Available records:
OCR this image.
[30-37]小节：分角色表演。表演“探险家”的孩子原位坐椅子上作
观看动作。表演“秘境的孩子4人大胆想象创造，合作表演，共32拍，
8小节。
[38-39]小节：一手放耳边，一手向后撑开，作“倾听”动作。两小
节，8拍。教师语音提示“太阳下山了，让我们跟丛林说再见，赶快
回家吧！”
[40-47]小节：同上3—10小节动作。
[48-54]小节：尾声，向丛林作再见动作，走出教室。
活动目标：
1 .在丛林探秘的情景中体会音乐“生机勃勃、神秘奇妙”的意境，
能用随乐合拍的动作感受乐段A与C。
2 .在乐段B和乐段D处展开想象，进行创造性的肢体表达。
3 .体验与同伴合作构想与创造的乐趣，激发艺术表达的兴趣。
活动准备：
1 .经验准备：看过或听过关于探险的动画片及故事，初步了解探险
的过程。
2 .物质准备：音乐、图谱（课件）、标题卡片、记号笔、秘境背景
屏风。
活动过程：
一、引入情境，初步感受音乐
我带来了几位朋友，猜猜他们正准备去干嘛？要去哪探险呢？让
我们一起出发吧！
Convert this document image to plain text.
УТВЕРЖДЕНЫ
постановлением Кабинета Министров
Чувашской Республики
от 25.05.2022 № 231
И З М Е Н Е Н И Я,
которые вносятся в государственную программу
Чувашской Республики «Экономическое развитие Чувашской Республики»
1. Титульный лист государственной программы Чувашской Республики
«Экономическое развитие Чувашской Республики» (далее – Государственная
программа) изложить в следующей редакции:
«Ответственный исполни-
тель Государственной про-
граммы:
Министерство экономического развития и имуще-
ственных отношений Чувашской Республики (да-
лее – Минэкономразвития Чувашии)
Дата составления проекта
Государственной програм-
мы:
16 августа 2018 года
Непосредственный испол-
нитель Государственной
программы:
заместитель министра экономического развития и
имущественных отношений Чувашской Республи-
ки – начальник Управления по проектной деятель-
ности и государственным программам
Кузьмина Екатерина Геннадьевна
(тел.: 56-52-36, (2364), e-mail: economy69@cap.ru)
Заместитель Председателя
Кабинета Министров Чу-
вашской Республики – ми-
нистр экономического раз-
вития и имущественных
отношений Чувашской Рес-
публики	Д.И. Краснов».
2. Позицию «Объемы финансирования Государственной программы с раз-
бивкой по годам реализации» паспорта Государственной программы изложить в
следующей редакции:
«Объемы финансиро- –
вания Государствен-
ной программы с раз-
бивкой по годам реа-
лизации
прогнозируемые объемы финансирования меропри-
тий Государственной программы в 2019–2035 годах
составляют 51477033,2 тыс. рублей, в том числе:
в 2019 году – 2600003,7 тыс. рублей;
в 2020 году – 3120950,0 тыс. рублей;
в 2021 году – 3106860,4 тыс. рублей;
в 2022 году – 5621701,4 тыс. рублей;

Required task:
Search the records for the word "Республики" and copy every line where it occurs.

The answer:
Чувашской Республики
Чувашской Республики «Экономическое развитие Чувашской Республики»
1. Титульный лист государственной программы Чувашской Республики
«Экономическое развитие Чувашской Республики» (далее – Государственная
ственных отношений Чувашской Республики (да-
вашской Республики – ми-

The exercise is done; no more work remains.